### Data excerpts ###

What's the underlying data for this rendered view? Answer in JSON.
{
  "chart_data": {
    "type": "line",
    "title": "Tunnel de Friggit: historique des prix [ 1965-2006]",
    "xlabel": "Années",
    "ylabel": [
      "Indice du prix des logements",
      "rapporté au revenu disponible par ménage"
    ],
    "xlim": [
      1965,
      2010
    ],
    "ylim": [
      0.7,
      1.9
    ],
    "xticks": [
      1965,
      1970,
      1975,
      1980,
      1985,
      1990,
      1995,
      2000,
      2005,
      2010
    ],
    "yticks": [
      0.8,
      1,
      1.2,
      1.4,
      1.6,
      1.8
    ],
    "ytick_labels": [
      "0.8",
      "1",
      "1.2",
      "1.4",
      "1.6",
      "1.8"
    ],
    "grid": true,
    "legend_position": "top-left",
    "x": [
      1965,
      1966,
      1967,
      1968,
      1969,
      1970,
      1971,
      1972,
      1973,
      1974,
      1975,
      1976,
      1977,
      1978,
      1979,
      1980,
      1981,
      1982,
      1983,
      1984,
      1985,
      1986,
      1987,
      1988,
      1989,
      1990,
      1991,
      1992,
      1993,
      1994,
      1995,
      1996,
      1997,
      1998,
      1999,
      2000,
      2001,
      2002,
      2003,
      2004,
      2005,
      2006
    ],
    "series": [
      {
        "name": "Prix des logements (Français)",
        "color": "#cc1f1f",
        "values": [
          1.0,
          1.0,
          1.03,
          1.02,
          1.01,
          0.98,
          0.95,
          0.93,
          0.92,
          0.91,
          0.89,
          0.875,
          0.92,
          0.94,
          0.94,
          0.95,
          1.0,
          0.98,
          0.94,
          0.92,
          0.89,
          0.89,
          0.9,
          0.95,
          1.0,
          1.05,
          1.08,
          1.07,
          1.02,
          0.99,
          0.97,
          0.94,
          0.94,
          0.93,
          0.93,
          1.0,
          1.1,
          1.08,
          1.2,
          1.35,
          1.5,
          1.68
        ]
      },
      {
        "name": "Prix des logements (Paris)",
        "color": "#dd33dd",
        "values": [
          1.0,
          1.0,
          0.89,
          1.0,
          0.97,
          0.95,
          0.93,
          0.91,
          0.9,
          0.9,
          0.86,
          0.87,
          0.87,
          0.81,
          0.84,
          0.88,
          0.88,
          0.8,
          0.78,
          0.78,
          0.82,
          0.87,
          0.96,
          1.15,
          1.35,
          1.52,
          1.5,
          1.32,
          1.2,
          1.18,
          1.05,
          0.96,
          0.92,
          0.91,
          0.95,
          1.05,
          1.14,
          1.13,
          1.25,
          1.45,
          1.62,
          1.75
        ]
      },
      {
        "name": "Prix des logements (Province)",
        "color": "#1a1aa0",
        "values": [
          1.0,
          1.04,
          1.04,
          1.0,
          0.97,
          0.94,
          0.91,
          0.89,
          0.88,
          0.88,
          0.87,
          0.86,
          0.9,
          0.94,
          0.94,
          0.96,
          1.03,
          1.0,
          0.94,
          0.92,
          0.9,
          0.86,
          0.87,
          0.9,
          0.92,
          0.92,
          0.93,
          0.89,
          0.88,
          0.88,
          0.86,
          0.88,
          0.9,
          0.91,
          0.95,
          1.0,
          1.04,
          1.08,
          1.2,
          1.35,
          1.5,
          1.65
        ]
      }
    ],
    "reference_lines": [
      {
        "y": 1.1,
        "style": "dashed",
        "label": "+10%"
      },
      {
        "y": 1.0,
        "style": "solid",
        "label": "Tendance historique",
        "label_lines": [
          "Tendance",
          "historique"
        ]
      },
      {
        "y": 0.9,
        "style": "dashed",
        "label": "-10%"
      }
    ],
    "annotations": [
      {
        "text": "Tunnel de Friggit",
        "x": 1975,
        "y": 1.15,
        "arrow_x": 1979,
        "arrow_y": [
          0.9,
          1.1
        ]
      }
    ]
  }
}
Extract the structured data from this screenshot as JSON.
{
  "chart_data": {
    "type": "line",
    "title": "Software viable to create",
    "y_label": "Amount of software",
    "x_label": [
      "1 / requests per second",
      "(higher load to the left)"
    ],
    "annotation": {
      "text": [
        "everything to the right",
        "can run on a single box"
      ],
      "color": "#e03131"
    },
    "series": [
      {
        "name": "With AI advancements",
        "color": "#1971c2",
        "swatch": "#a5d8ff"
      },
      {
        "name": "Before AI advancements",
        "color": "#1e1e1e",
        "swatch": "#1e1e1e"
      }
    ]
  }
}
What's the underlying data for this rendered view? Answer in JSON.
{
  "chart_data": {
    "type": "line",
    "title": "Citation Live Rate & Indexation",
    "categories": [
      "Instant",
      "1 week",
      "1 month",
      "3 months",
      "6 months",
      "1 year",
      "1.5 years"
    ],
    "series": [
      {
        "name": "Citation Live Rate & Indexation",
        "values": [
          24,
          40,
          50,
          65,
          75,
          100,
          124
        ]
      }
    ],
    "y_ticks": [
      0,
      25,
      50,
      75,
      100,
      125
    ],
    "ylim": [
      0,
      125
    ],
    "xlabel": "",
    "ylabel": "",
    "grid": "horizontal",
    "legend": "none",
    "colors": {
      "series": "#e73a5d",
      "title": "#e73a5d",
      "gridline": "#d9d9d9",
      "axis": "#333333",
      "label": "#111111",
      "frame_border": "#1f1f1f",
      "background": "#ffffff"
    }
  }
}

###

▶ **Stated goal**: Give back each line above precisely as it stands.

▶ **Expected answer**:
What's the underlying data for this rendered view? Answer in JSON.
{
  "chart_data": {
    "type": "line",
    "title": "Tunnel de Friggit: historique des prix [ 1965-2006]",
    "xlabel": "Années",
    "ylabel": [
      "Indice du prix des logements",
      "rapporté au revenu disponible par ménage"
    ],
    "xlim": [
      1965,
      2010
    ],
    "ylim": [
      0.7,
      1.9
    ],
    "xticks": [
      1965,
      1970,
      1975,
      1980,
      1985,
      1990,
      1995,
      2000,
      2005,
      2010
    ],
    "yticks": [
      0.8,
      1,
      1.2,
      1.4,
      1.6,
      1.8
    ],
    "ytick_labels": [
      "0.8",
      "1",
      "1.2",
      "1.4",
      "1.6",
      "1.8"
    ],
    "grid": true,
    "legend_position": "top-left",
    "x": [
      1965,
      1966,
      1967,
      1968,
      1969,
      1970,
      1971,
      1972,
      1973,
      1974,
      1975,
      1976,
      1977,
      1978,
      1979,
      1980,
      1981,
      1982,
      1983,
      1984,
      1985,
      1986,
      1987,
      1988,
      1989,
      1990,
      1991,
      1992,
      1993,
      1994,
      1995,
      1996,
      1997,
      1998,
      1999,
      2000,
      2001,
      2002,
      2003,
      2004,
      2005,
      2006
    ],
    "series": [
      {
        "name": "Prix des logements (Français)",
        "color": "#cc1f1f",
        "values": [
          1.0,
          1.0,
          1.03,
          1.02,
          1.01,
          0.98,
          0.95,
          0.93,
          0.92,
          0.91,
          0.89,
          0.875,
          0.92,
          0.94,
          0.94,
          0.95,
          1.0,
          0.98,
          0.94,
          0.92,
          0.89,
          0.89,
          0.9,
          0.95,
          1.0,
          1.05,
          1.08,
          1.07,
          1.02,
          0.99,
          0.97,
          0.94,
          0.94,
          0.93,
          0.93,
          1.0,
          1.1,
          1.08,
          1.2,
          1.35,
          1.5,
          1.68
        ]
      },
      {
        "name": "Prix des logements (Paris)",
        "color": "#dd33dd",
        "values": [
          1.0,
          1.0,
          0.89,
          1.0,
          0.97,
          0.95,
          0.93,
          0.91,
          0.9,
          0.9,
          0.86,
          0.87,
          0.87,
          0.81,
          0.84,
          0.88,
          0.88,
          0.8,
          0.78,
          0.78,
          0.82,
          0.87,
          0.96,
          1.15,
          1.35,
          1.52,
          1.5,
          1.32,
          1.2,
          1.18,
          1.05,
          0.96,
          0.92,
          0.91,
          0.95,
          1.05,
          1.14,
          1.13,
          1.25,
          1.45,
          1.62,
          1.75
        ]
      },
      {
        "name": "Prix des logements (Province)",
        "color": "#1a1aa0",
        "values": [
          1.0,
          1.04,
          1.04,
          1.0,
          0.97,
          0.94,
          0.91,
          0.89,
          0.88,
          0.88,
          0.87,
          0.86,
          0.9,
          0.94,
          0.94,
          0.96,
          1.03,
          1.0,
          0.94,
          0.92,
          0.9,
          0.86,
          0.87,
          0.9,
          0.92,
          0.92,
          0.93,
          0.89,
          0.88,
          0.88,
          0.86,
          0.88,
          0.9,
          0.91,
          0.95,
          1.0,
          1.04,
          1.08,
          1.2,
          1.35,
          1.5,
          1.65
        ]
      }
    ],
    "reference_lines": [
      {
        "y": 1.1,
        "style": "dashed",
        "label": "+10%"
      },
      {
        "y": 1.0,
        "style": "solid",
        "label": "Tendance historique",
        "label_lines": [
          "Tendance",
          "historique"
        ]
      },
      {
        "y": 0.9,
        "style": "dashed",
        "label": "-10%"
      }
    ],
    "annotations": [
      {
        "text": "Tunnel de Friggit",
        "x": 1975,
        "y": 1.15,
        "arrow_x": 1979,
        "arrow_y": [
          0.9,
          1.1
        ]
      }
    ]
  }
}
Extract the structured data from this screenshot as JSON.
{
  "chart_data": {
    "type": "line",
    "title": "Software viable to create",
    "y_label": "Amount of software",
    "x_label": [
      "1 / requests per second",
      "(higher load to the left)"
    ],
    "annotation": {
      "text": [
        "everything to the right",
        "can run on a single box"
      ],
      "color": "#e03131"
    },
    "series": [
      {
        "name": "With AI advancements",
        "color": "#1971c2",
        "swatch": "#a5d8ff"
      },
      {
        "name": "Before AI advancements",
        "color": "#1e1e1e",
        "swatch": "#1e1e1e"
      }
    ]
  }
}
What's the underlying data for this rendered view? Answer in JSON.
{
  "chart_data": {
    "type": "line",
    "title": "Citation Live Rate & Indexation",
    "categories": [
      "Instant",
      "1 week",
      "1 month",
      "3 months",
      "6 months",
      "1 year",
      "1.5 years"
    ],
    "series": [
      {
        "name": "Citation Live Rate & Indexation",
        "values": [
          24,
          40,
          50,
          65,
          75,
          100,
          124
        ]
      }
    ],
    "y_ticks": [
      0,
      25,
      50,
      75,
      100,
      125
    ],
    "ylim": [
      0,
      125
    ],
    "xlabel": "",
    "ylabel": "",
    "grid": "horizontal",
    "legend": "none",
    "colors": {
      "series": "#e73a5d",
      "title": "#e73a5d",
      "gridline": "#d9d9d9",
      "axis": "#333333",
      "label": "#111111",
      "frame_border": "#1f1f1f",
      "background": "#ffffff"
    }
  }
}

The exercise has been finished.